• Request:
Transcribe every line of the data below exactly as it appears, leaving out the pictures.

• Input data:
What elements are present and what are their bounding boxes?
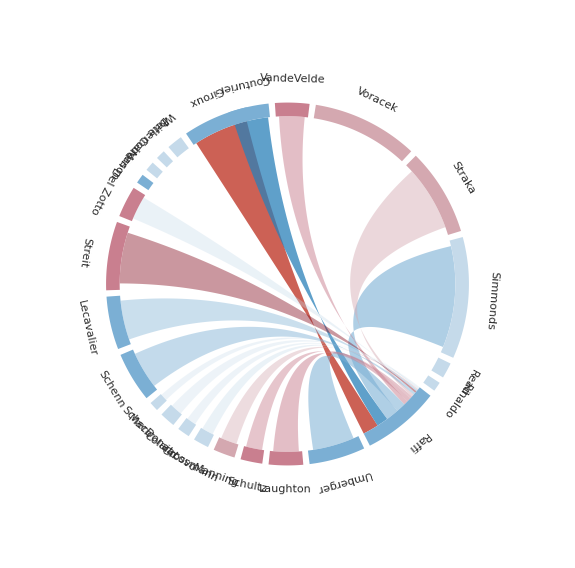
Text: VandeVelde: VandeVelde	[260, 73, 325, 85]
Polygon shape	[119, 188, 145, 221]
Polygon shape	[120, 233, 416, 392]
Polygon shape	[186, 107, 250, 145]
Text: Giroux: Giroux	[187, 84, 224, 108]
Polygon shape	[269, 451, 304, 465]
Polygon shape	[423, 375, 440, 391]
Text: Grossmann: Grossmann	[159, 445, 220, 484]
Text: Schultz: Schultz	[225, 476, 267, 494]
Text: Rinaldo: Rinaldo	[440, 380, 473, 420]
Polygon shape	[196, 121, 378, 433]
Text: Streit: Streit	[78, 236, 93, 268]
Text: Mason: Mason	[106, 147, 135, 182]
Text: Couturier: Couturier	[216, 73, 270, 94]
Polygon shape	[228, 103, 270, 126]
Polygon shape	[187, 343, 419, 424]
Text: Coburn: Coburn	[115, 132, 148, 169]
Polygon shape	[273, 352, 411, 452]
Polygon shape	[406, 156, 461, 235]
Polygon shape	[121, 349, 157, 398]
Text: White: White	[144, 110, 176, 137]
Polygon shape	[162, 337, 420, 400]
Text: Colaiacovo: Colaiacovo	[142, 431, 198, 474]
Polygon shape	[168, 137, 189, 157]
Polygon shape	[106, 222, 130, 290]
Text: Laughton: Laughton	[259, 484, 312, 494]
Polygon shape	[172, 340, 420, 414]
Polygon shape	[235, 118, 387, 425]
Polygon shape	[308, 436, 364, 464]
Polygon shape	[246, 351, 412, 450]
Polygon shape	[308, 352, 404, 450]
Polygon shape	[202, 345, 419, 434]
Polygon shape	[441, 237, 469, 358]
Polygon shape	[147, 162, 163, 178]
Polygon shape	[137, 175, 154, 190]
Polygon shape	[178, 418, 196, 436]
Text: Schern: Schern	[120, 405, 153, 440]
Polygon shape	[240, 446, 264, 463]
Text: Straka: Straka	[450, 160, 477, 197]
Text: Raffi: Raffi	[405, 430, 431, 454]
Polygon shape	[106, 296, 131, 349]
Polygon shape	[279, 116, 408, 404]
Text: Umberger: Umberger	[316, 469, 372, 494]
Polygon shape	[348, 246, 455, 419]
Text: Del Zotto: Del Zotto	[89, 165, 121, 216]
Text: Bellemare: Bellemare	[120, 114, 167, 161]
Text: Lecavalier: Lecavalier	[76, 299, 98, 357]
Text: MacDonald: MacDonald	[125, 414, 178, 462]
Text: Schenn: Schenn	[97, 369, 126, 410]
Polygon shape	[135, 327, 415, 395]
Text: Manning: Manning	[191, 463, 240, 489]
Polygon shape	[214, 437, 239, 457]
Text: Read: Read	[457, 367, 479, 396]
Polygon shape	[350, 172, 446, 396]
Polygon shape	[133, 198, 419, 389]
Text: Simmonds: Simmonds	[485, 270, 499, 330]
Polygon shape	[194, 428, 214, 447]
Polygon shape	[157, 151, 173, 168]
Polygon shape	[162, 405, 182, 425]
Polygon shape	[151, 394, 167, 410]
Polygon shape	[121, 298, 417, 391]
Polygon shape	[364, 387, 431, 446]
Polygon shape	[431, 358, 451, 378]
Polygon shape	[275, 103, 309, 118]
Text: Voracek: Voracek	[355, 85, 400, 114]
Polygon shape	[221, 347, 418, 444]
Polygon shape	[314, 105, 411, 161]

• Solution below:
What elements are present and what are their bounding boxes?
Text: VandeVelde: VandeVelde	[260, 73, 325, 85]
Polygon shape	[119, 188, 145, 221]
Polygon shape	[120, 233, 416, 392]
Polygon shape	[186, 107, 250, 145]
Text: Giroux: Giroux	[187, 84, 224, 108]
Polygon shape	[269, 451, 304, 465]
Polygon shape	[423, 375, 440, 391]
Text: Grossmann: Grossmann	[159, 445, 220, 484]
Text: Schultz: Schultz	[225, 476, 267, 494]
Text: Rinaldo: Rinaldo	[440, 380, 473, 420]
Polygon shape	[196, 121, 378, 433]
Text: Streit: Streit	[78, 236, 93, 268]
Text: Mason: Mason	[106, 147, 135, 182]
Text: Couturier: Couturier	[216, 73, 270, 94]
Polygon shape	[228, 103, 270, 126]
Polygon shape	[187, 343, 419, 424]
Text: Coburn: Coburn	[115, 132, 148, 169]
Polygon shape	[273, 352, 411, 452]
Polygon shape	[406, 156, 461, 235]
Polygon shape	[121, 349, 157, 398]
Text: White: White	[144, 110, 176, 137]
Polygon shape	[162, 337, 420, 400]
Text: Colaiacovo: Colaiacovo	[142, 431, 198, 474]
Polygon shape	[168, 137, 189, 157]
Polygon shape	[106, 222, 130, 290]
Text: Laughton: Laughton	[259, 484, 312, 494]
Polygon shape	[172, 340, 420, 414]
Polygon shape	[235, 118, 387, 425]
Polygon shape	[308, 436, 364, 464]
Polygon shape	[246, 351, 412, 450]
Polygon shape	[308, 352, 404, 450]
Polygon shape	[202, 345, 419, 434]
Polygon shape	[441, 237, 469, 358]
Polygon shape	[147, 162, 163, 178]
Polygon shape	[137, 175, 154, 190]
Polygon shape	[178, 418, 196, 436]
Text: Schern: Schern	[120, 405, 153, 440]
Polygon shape	[240, 446, 264, 463]
Text: Straka: Straka	[450, 160, 477, 197]
Text: Raffi: Raffi	[405, 430, 431, 454]
Polygon shape	[106, 296, 131, 349]
Polygon shape	[279, 116, 408, 404]
Text: Umberger: Umberger	[316, 469, 372, 494]
Polygon shape	[348, 246, 455, 419]
Text: Del Zotto: Del Zotto	[89, 165, 121, 216]
Text: Bellemare: Bellemare	[120, 114, 167, 161]
Text: Lecavalier: Lecavalier	[76, 299, 98, 357]
Text: MacDonald: MacDonald	[125, 414, 178, 462]
Text: Schenn: Schenn	[97, 369, 126, 410]
Polygon shape	[135, 327, 415, 395]
Text: Manning: Manning	[191, 463, 240, 489]
Polygon shape	[214, 437, 239, 457]
Text: Read: Read	[457, 367, 479, 396]
Polygon shape	[350, 172, 446, 396]
Polygon shape	[133, 198, 419, 389]
Text: Simmonds: Simmonds	[485, 270, 499, 330]
Polygon shape	[194, 428, 214, 447]
Polygon shape	[157, 151, 173, 168]
Polygon shape	[162, 405, 182, 425]
Polygon shape	[151, 394, 167, 410]
Polygon shape	[121, 298, 417, 391]
Polygon shape	[364, 387, 431, 446]
Polygon shape	[431, 358, 451, 378]
Polygon shape	[275, 103, 309, 118]
Text: Voracek: Voracek	[355, 85, 400, 114]
Polygon shape	[221, 347, 418, 444]
Polygon shape	[314, 105, 411, 161]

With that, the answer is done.